(Items from a dataset)
%%

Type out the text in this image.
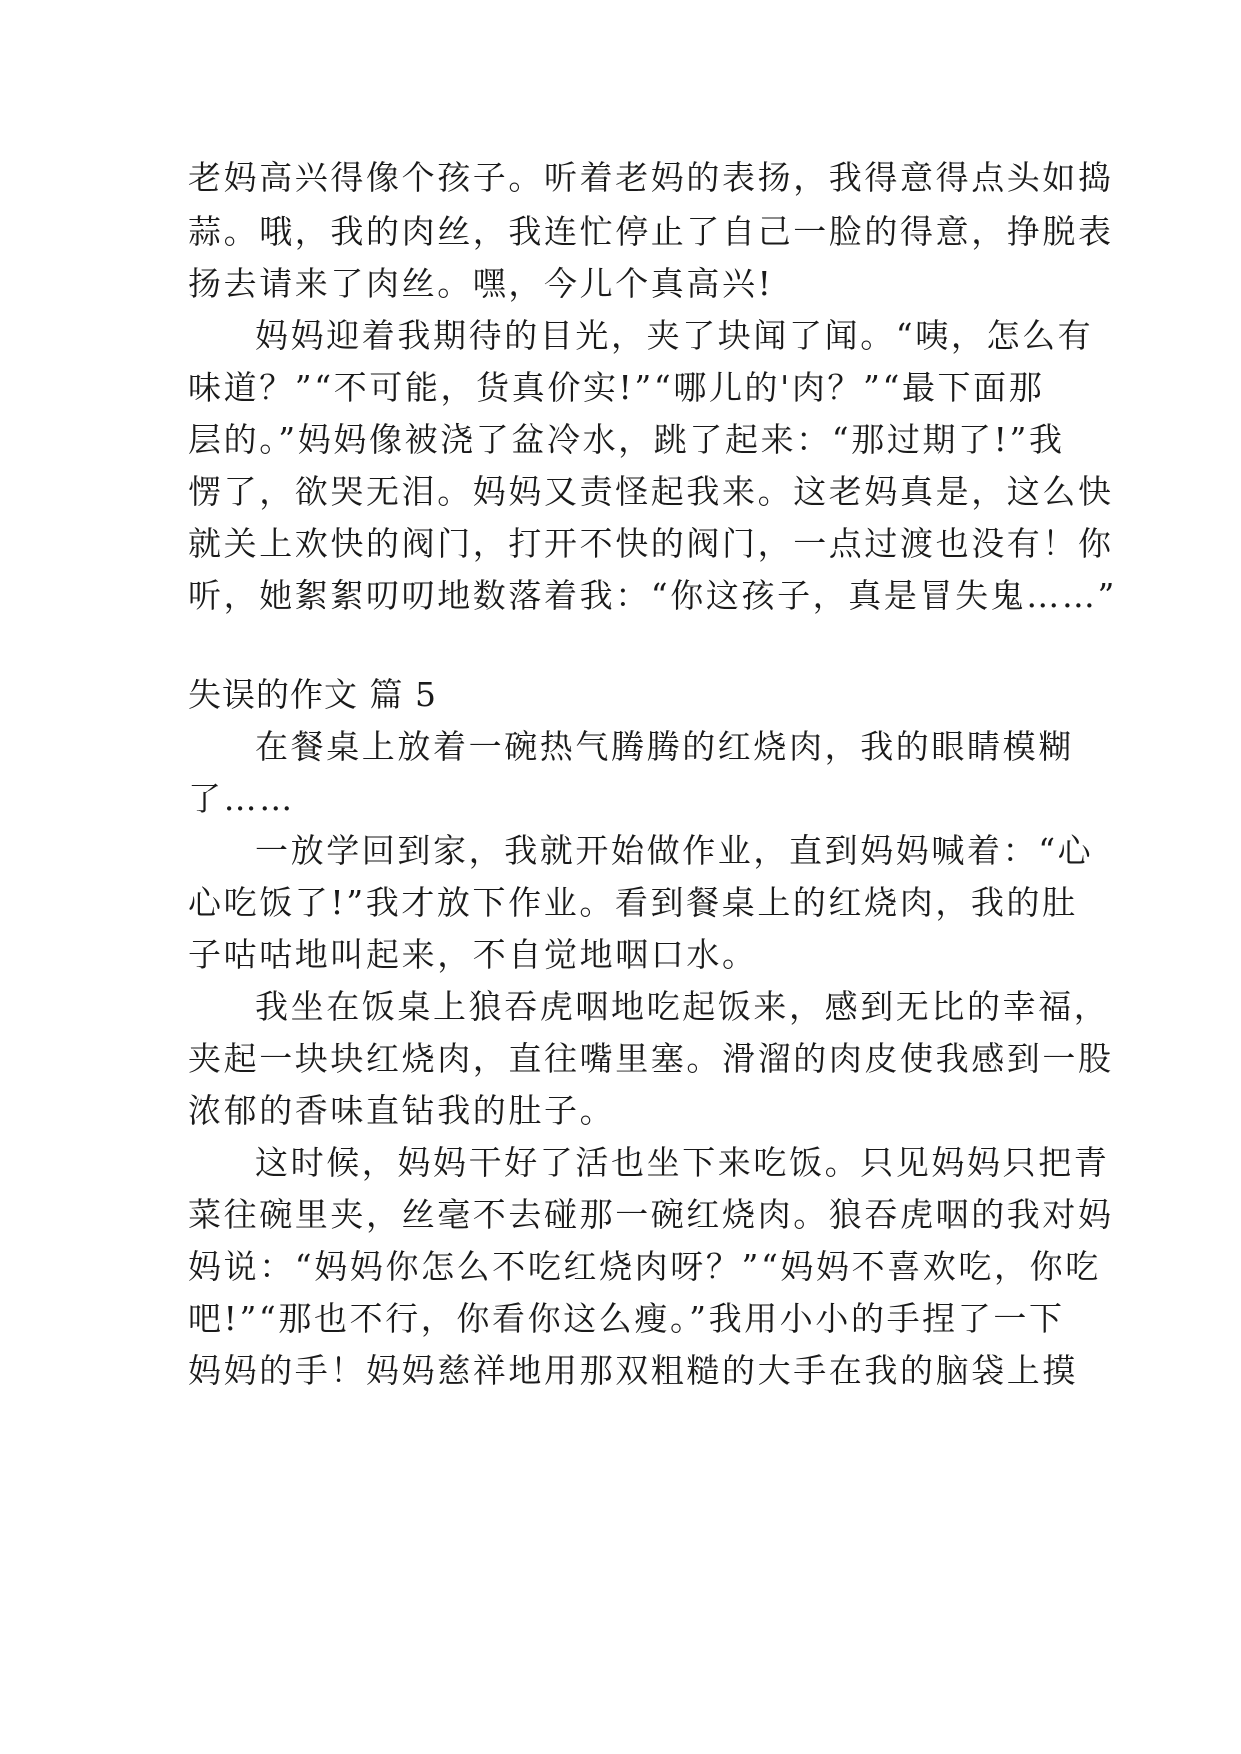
老妈高兴得像个孩子。听着老妈的表扬，我得意得点头如捣
蒜。哦，我的肉丝，我连忙停止了自己一脸的得意，挣脱表
扬去请来了肉丝。嘿，今儿个真高兴!
妈妈迎着我期待的目光，夹了块闻了闻。“咦，怎么有
味道？”“不可能，货真价实!”“哪儿的'肉？”“最下面那
层的。”妈妈像被浇了盆冷水，跳了起来：“那过期了!”我
愣了，欲哭无泪。妈妈又责怪起我来。这老妈真是，这么快
就关上欢快的阀门，打开不快的阀门，一点过渡也没有！你
听，她絮絮叨叨地数落着我：“你这孩子，真是冒失鬼……”
失误的作文 篇 5
在餐桌上放着一碗热气腾腾的红烧肉，我的眼睛模糊
了……
一放学回到家，我就开始做作业，直到妈妈喊着：“心
心吃饭了!”我才放下作业。看到餐桌上的红烧肉，我的肚
子咕咕地叫起来，不自觉地咽口水。
我坐在饭桌上狼吞虎咽地吃起饭来，感到无比的幸福，
夹起一块块红烧肉，直往嘴里塞。滑溜的肉皮使我感到一股
浓郁的香味直钻我的肚子。
这时候，妈妈干好了活也坐下来吃饭。只见妈妈只把青
菜往碗里夹，丝毫不去碰那一碗红烧肉。狼吞虎咽的我对妈
妈说：“妈妈你怎么不吃红烧肉呀？”“妈妈不喜欢吃，你吃
吧!”“那也不行，你看你这么瘦。”我用小小的手捏了一下
妈妈的手！妈妈慈祥地用那双粗糙的大手在我的脑袋上摸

%%

— STATED TASK —
Reproduce the material above verbatim; omit every picture.

— FULL OUTPUT —
Type out the text in this image.
老妈高兴得像个孩子。听着老妈的表扬，我得意得点头如捣
蒜。哦，我的肉丝，我连忙停止了自己一脸的得意，挣脱表
扬去请来了肉丝。嘿，今儿个真高兴!
妈妈迎着我期待的目光，夹了块闻了闻。“咦，怎么有
味道？”“不可能，货真价实!”“哪儿的'肉？”“最下面那
层的。”妈妈像被浇了盆冷水，跳了起来：“那过期了!”我
愣了，欲哭无泪。妈妈又责怪起我来。这老妈真是，这么快
就关上欢快的阀门，打开不快的阀门，一点过渡也没有！你
听，她絮絮叨叨地数落着我：“你这孩子，真是冒失鬼……”
失误的作文 篇 5
在餐桌上放着一碗热气腾腾的红烧肉，我的眼睛模糊
了……
一放学回到家，我就开始做作业，直到妈妈喊着：“心
心吃饭了!”我才放下作业。看到餐桌上的红烧肉，我的肚
子咕咕地叫起来，不自觉地咽口水。
我坐在饭桌上狼吞虎咽地吃起饭来，感到无比的幸福，
夹起一块块红烧肉，直往嘴里塞。滑溜的肉皮使我感到一股
浓郁的香味直钻我的肚子。
这时候，妈妈干好了活也坐下来吃饭。只见妈妈只把青
菜往碗里夹，丝毫不去碰那一碗红烧肉。狼吞虎咽的我对妈
妈说：“妈妈你怎么不吃红烧肉呀？”“妈妈不喜欢吃，你吃
吧!”“那也不行，你看你这么瘦。”我用小小的手捏了一下
妈妈的手！妈妈慈祥地用那双粗糙的大手在我的脑袋上摸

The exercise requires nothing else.